[start RECORDS SHOWN]

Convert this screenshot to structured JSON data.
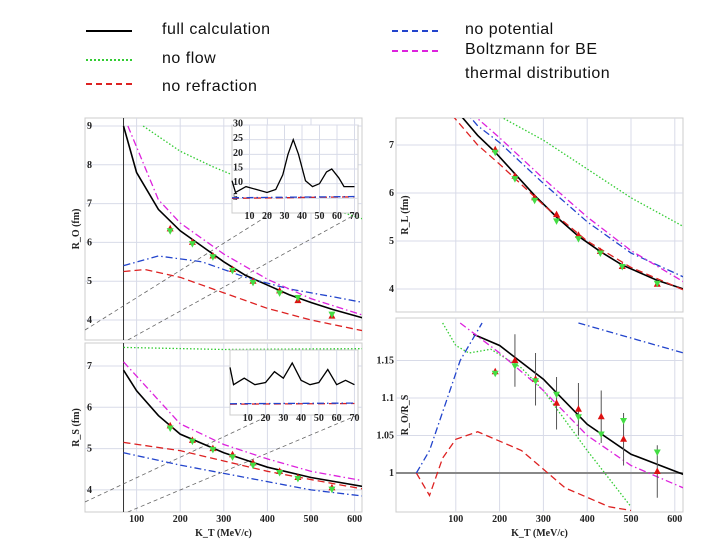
{
  "legend": {
    "entries": [
      {
        "label": "full calculation",
        "color": "#000000",
        "style": "solid"
      },
      {
        "label": "no flow",
        "color": "#33cc33",
        "style": "dotted"
      },
      {
        "label": "no refraction",
        "color": "#dd2222",
        "style": "dashed"
      },
      {
        "label": "no potential",
        "color": "#2244cc",
        "style": "dashdot"
      },
      {
        "label": "Boltzmann for BE",
        "color": "#dd22dd",
        "style": "dashdot"
      }
    ],
    "extra_line": "thermal distribution"
  },
  "chart_data": [
    {
      "type": "line",
      "panel": "top-left",
      "ylabel": "R_O (fm)",
      "xlabel": "",
      "xlim": [
        0,
        620
      ],
      "ylim": [
        3.6,
        9.1
      ],
      "yticks": [
        4,
        5,
        6,
        7,
        8,
        9
      ],
      "xticks": [
        100,
        200,
        300,
        400,
        500,
        600
      ],
      "show_xticklabels": false,
      "grid": true,
      "series": [
        {
          "name": "full calculation",
          "x": [
            70,
            100,
            150,
            200,
            250,
            300,
            350,
            400,
            450,
            500,
            550,
            620
          ],
          "y": [
            9,
            7.8,
            6.85,
            6.3,
            5.9,
            5.5,
            5.15,
            4.9,
            4.65,
            4.45,
            4.27,
            4.05
          ]
        },
        {
          "name": "no flow",
          "x": [
            115,
            200,
            275,
            350,
            450,
            550,
            620
          ],
          "y": [
            9,
            8.35,
            7.95,
            7.6,
            7.2,
            6.85,
            6.6
          ]
        },
        {
          "name": "no refraction",
          "x": [
            70,
            120,
            200,
            300,
            400,
            500,
            620
          ],
          "y": [
            5.25,
            5.3,
            5.1,
            4.7,
            4.3,
            4.0,
            3.72
          ]
        },
        {
          "name": "no potential",
          "x": [
            70,
            150,
            250,
            350,
            450,
            550,
            620
          ],
          "y": [
            5.4,
            5.65,
            5.5,
            5.1,
            4.8,
            4.6,
            4.45
          ]
        },
        {
          "name": "Boltzmann for BE",
          "x": [
            80,
            150,
            200,
            300,
            400,
            500,
            620
          ],
          "y": [
            9,
            7.1,
            6.5,
            5.7,
            5.05,
            4.55,
            4.12
          ]
        }
      ],
      "points_red": {
        "x": [
          177,
          228,
          275,
          320,
          367,
          428,
          470,
          548
        ],
        "y": [
          6.35,
          6.0,
          5.65,
          5.3,
          5.0,
          4.75,
          4.5,
          4.1
        ]
      },
      "points_green": {
        "x": [
          177,
          228,
          275,
          320,
          367,
          428,
          470,
          548
        ],
        "y": [
          6.3,
          5.97,
          5.63,
          5.28,
          4.97,
          4.7,
          4.58,
          4.15
        ]
      },
      "inset": {
        "xlim": [
          0,
          72
        ],
        "ylim": [
          0,
          30
        ],
        "xticks": [
          10,
          20,
          30,
          40,
          50,
          60,
          70
        ],
        "yticks": [
          5,
          10,
          15,
          20,
          25,
          30
        ],
        "series": [
          {
            "name": "full calculation",
            "x": [
              0,
              2,
              8,
              14,
              20,
              25,
              29,
              32,
              35,
              38,
              42,
              46,
              50,
              54,
              57,
              61,
              64,
              70
            ],
            "y": [
              11,
              7,
              9,
              8,
              7,
              8,
              13,
              20,
              25,
              20,
              11,
              9,
              10,
              14,
              15,
              12,
              9,
              9
            ]
          },
          {
            "name": "no refraction",
            "x": [
              0,
              70
            ],
            "y": [
              5,
              5.5
            ]
          },
          {
            "name": "no potential",
            "x": [
              0,
              70
            ],
            "y": [
              5.2,
              5.6
            ]
          }
        ]
      }
    },
    {
      "type": "line",
      "panel": "bottom-left",
      "ylabel": "R_S (fm)",
      "xlabel": "K_T (MeV/c)",
      "xlim": [
        0,
        620
      ],
      "ylim": [
        3.6,
        7.6
      ],
      "yticks": [
        4,
        5,
        6,
        7
      ],
      "xticks": [
        100,
        200,
        300,
        400,
        500,
        600
      ],
      "show_xticklabels": true,
      "grid": true,
      "series": [
        {
          "name": "full calculation",
          "x": [
            70,
            100,
            150,
            200,
            300,
            400,
            500,
            620
          ],
          "y": [
            6.9,
            6.4,
            5.8,
            5.35,
            4.9,
            4.55,
            4.3,
            4.08
          ]
        },
        {
          "name": "no flow",
          "x": [
            70,
            300,
            620
          ],
          "y": [
            7.45,
            7.4,
            7.42
          ]
        },
        {
          "name": "no refraction",
          "x": [
            70,
            200,
            300,
            400,
            500,
            620
          ],
          "y": [
            5.15,
            4.95,
            4.7,
            4.45,
            4.25,
            4.02
          ]
        },
        {
          "name": "no potential",
          "x": [
            70,
            200,
            300,
            400,
            500,
            620
          ],
          "y": [
            4.9,
            4.6,
            4.4,
            4.2,
            4.0,
            3.85
          ]
        },
        {
          "name": "Boltzmann for BE",
          "x": [
            70,
            200,
            300,
            400,
            500,
            620
          ],
          "y": [
            7.1,
            5.6,
            5.1,
            4.75,
            4.45,
            4.22
          ]
        }
      ],
      "points_red": {
        "x": [
          177,
          228,
          275,
          320,
          367,
          428,
          470,
          548
        ],
        "y": [
          5.55,
          5.2,
          5.0,
          4.85,
          4.65,
          4.45,
          4.3,
          4.05
        ]
      },
      "points_green": {
        "x": [
          177,
          228,
          275,
          320,
          367,
          428,
          470,
          548
        ],
        "y": [
          5.5,
          5.18,
          4.98,
          4.8,
          4.6,
          4.42,
          4.28,
          4.02
        ]
      },
      "inset": {
        "xlim": [
          0,
          72
        ],
        "ylim": [
          0,
          30
        ],
        "xticks": [
          10,
          20,
          30,
          40,
          50,
          60,
          70
        ],
        "yticks": [],
        "series": [
          {
            "name": "full calculation",
            "x": [
              0,
              2,
              8,
              14,
              20,
              25,
              30,
              35,
              40,
              45,
              50,
              55,
              60,
              65,
              70
            ],
            "y": [
              22,
              14,
              17,
              14,
              15,
              20,
              17,
              24,
              16,
              14,
              15,
              21,
              14,
              16,
              14
            ]
          },
          {
            "name": "no refraction",
            "x": [
              0,
              70
            ],
            "y": [
              5,
              5.3
            ]
          },
          {
            "name": "no potential",
            "x": [
              0,
              70
            ],
            "y": [
              5.2,
              5.5
            ]
          }
        ]
      }
    },
    {
      "type": "line",
      "panel": "top-right",
      "ylabel": "R_L (fm)",
      "xlabel": "",
      "xlim": [
        0,
        620
      ],
      "ylim": [
        3.7,
        7.5
      ],
      "yticks": [
        4,
        5,
        6,
        7
      ],
      "xticks": [
        100,
        200,
        300,
        400,
        500,
        600
      ],
      "show_xticklabels": false,
      "grid": true,
      "series": [
        {
          "name": "full calculation",
          "x": [
            75,
            150,
            190,
            235,
            280,
            330,
            380,
            430,
            480,
            560,
            620
          ],
          "y": [
            8,
            7.2,
            6.85,
            6.4,
            5.95,
            5.5,
            5.1,
            4.78,
            4.5,
            4.18,
            4.0
          ]
        },
        {
          "name": "no flow",
          "x": [
            100,
            200,
            300,
            400,
            500,
            620
          ],
          "y": [
            8,
            7.6,
            7.1,
            6.5,
            5.9,
            5.3
          ]
        },
        {
          "name": "no refraction",
          "x": [
            75,
            150,
            200,
            300,
            400,
            500,
            620
          ],
          "y": [
            7.8,
            7.0,
            6.6,
            5.75,
            5.0,
            4.45,
            3.98
          ]
        },
        {
          "name": "no potential",
          "x": [
            75,
            150,
            200,
            300,
            400,
            500,
            620
          ],
          "y": [
            8.2,
            7.4,
            7.05,
            6.2,
            5.4,
            4.75,
            4.25
          ]
        },
        {
          "name": "Boltzmann for BE",
          "x": [
            75,
            150,
            200,
            300,
            400,
            500,
            620
          ],
          "y": [
            8.4,
            7.55,
            7.15,
            6.3,
            5.5,
            4.8,
            4.15
          ]
        }
      ],
      "points_red": {
        "x": [
          190,
          235,
          280,
          330,
          380,
          430,
          480,
          560
        ],
        "y": [
          6.9,
          6.35,
          5.9,
          5.55,
          5.12,
          4.78,
          4.47,
          4.1
        ]
      },
      "points_green": {
        "x": [
          190,
          235,
          280,
          330,
          380,
          430,
          480,
          560
        ],
        "y": [
          6.85,
          6.3,
          5.85,
          5.42,
          5.05,
          4.75,
          4.47,
          4.12
        ]
      }
    },
    {
      "type": "line",
      "panel": "bottom-right",
      "ylabel": "R_O/R_S",
      "xlabel": "K_T (MeV/c)",
      "xlim": [
        0,
        620
      ],
      "ylim": [
        0.95,
        1.2
      ],
      "yticks": [
        1,
        1.05,
        1.1,
        1.15
      ],
      "ytick_labels": [
        "1",
        "1.05",
        "1.1",
        "1.15"
      ],
      "xticks": [
        100,
        200,
        300,
        400,
        500,
        600
      ],
      "show_xticklabels": true,
      "grid": true,
      "series": [
        {
          "name": "full calculation",
          "x": [
            140,
            200,
            300,
            400,
            500,
            620
          ],
          "y": [
            1.185,
            1.17,
            1.125,
            1.065,
            1.025,
            0.998
          ]
        },
        {
          "name": "no flow",
          "x": [
            70,
            100,
            130,
            180,
            250,
            300,
            400,
            500
          ],
          "y": [
            1.2,
            1.17,
            1.16,
            1.165,
            1.14,
            1.11,
            1.03,
            0.955
          ]
        },
        {
          "name": "no refraction",
          "x": [
            10,
            40,
            70,
            100,
            150,
            250,
            350,
            450,
            500
          ],
          "y": [
            1.0,
            0.97,
            1.02,
            1.045,
            1.055,
            1.03,
            0.98,
            0.955,
            0.95
          ]
        },
        {
          "name": "no potential",
          "x": [
            10,
            40,
            110,
            160
          ],
          "y": [
            1.0,
            1.03,
            1.15,
            1.2
          ]
        },
        {
          "name": "no potential",
          "x": [
            380,
            500,
            620
          ],
          "y": [
            1.2,
            1.18,
            1.16
          ]
        },
        {
          "name": "Boltzmann for BE",
          "x": [
            110,
            200,
            300,
            400,
            500,
            620
          ],
          "y": [
            1.2,
            1.16,
            1.11,
            1.05,
            1.01,
            0.98
          ]
        }
      ],
      "points_red": {
        "x": [
          190,
          235,
          282,
          330,
          380,
          432,
          483,
          560
        ],
        "y": [
          1.135,
          1.15,
          1.125,
          1.093,
          1.085,
          1.075,
          1.045,
          1.002
        ]
      },
      "points_green": {
        "x": [
          190,
          235,
          282,
          330,
          380,
          432,
          483,
          560
        ],
        "y": [
          1.133,
          1.143,
          1.123,
          1.105,
          1.075,
          1.052,
          1.07,
          1.028
        ]
      },
      "error": 0.035,
      "reference_line": 1
    }
  ]
}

[end RECORDS SHOWN]

(WHAT NEEDS TO BE DONE)
Copy all lines from the material that include "bottom".

(WRITTEN REPLY)
      "panel": "bottom-left",
      "panel": "bottom-right",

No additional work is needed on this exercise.